━━━━━ DATA ROWS

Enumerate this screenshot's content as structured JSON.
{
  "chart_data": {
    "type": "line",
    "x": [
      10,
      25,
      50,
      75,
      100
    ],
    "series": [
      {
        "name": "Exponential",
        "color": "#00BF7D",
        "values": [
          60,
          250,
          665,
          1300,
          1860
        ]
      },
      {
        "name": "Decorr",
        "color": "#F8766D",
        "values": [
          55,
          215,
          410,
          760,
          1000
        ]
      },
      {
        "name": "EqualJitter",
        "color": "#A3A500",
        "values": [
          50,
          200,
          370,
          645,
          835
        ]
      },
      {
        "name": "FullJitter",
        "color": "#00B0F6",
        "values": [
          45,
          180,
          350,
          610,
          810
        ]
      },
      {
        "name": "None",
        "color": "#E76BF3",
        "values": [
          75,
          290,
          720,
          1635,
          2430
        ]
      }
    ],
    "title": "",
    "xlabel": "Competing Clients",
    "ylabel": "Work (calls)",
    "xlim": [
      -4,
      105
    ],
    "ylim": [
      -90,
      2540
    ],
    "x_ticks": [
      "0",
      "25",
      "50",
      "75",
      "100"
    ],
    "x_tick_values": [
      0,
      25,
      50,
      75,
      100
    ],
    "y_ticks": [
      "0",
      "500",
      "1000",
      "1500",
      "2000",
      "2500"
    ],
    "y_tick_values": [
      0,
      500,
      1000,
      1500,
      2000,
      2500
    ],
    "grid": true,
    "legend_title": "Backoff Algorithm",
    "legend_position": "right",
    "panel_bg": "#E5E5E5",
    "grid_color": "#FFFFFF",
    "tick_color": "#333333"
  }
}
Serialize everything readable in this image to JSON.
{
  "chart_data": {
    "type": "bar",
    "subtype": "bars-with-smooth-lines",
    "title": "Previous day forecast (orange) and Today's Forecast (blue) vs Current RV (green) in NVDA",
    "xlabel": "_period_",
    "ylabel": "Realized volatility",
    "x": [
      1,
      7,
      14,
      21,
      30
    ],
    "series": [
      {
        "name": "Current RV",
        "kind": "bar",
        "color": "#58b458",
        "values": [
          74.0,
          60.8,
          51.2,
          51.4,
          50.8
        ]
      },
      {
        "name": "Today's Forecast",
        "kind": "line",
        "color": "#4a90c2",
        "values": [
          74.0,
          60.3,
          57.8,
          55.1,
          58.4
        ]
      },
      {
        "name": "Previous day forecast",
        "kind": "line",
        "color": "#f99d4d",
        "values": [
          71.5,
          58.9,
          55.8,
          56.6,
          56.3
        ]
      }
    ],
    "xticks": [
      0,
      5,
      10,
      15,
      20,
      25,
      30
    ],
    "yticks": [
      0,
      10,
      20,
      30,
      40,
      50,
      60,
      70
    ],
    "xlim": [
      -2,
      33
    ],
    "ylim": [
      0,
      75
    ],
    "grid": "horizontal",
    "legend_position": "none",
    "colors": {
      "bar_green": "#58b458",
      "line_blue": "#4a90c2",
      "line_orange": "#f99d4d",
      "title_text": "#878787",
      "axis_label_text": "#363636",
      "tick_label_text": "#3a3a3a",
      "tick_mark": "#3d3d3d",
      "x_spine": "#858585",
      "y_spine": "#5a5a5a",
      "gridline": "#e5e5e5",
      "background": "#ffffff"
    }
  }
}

━━━━━━━━━━

> [TASK GOAL]: From the data above, pick out each line containing "Today" and copy it.

> [RESPONSE TO THE TASK]:
    "title": "Previous day forecast (orange) and Today's Forecast (blue) vs Current RV (green) in NVDA",
        "name": "Today's Forecast",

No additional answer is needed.